Problem to work on: How many of the lines below hold the word "减少不法分子钻空子的机会"? Answer only with the number.

Source records:
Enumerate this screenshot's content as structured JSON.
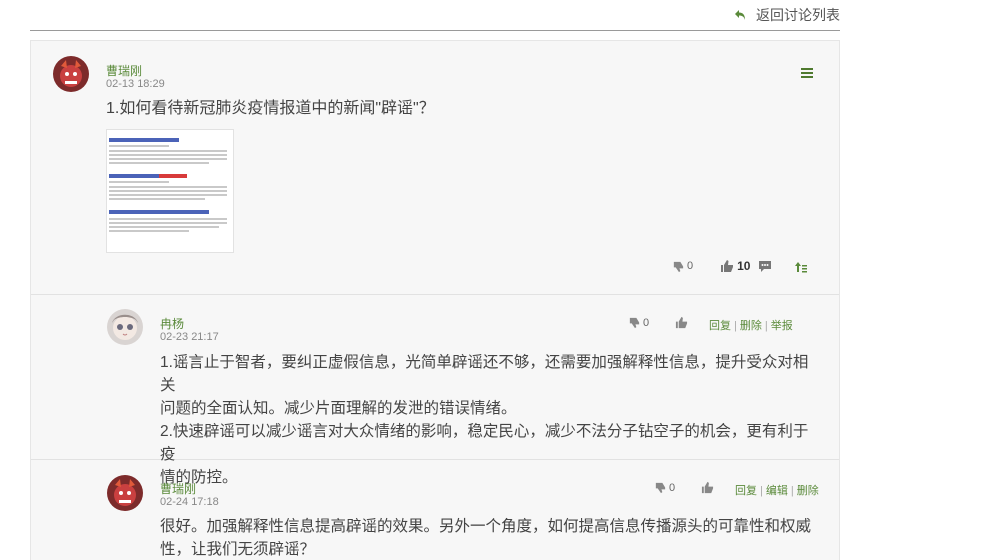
{
  "header": {
    "back_label": "返回讨论列表"
  },
  "main_post": {
    "author": "曹瑞刚",
    "time": "02-13 18:29",
    "text": "1.如何看待新冠肺炎疫情报道中的新闻\"辟谣\"？",
    "dislike_count": "0",
    "like_count": "10"
  },
  "replies": [
    {
      "author": "冉杨",
      "time": "02-23 21:17",
      "text": "1.谣言止于智者，要纠正虚假信息，光简单辟谣还不够，还需要加强解释性信息，提升受众对相关问题的全面认知。减少片面理解的发泄的错误情绪。2.快速辟谣可以减少谣言对大众情绪的影响，稳定民心，减少不法分子钻空子的机会，更有利于疫情的防控。",
      "lines": [
        "1.谣言止于智者，要纠正虚假信息，光简单辟谣还不够，还需要加强解释性信息，提升受众对相关",
        "问题的全面认知。减少片面理解的发泄的错误情绪。",
        "2.快速辟谣可以减少谣言对大众情绪的影响，稳定民心，减少不法分子钻空子的机会，更有利于疫",
        "情的防控。"
      ],
      "dislike_count": "0",
      "links": [
        "回复",
        "删除",
        "举报"
      ]
    },
    {
      "author": "曹瑞刚",
      "time": "02-24 17:18",
      "lines": [
        "很好。加强解释性信息提高辟谣的效果。另外一个角度，如何提高信息传播源头的可靠性和权威",
        "性，让我们无须辟谣？"
      ],
      "dislike_count": "0",
      "links": [
        "回复",
        "编辑",
        "删除"
      ]
    }
  ],
  "colors": {
    "accent_green": "#5a8a3a",
    "panel_bg": "#f7f7f7"
  }
}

Task solution: 2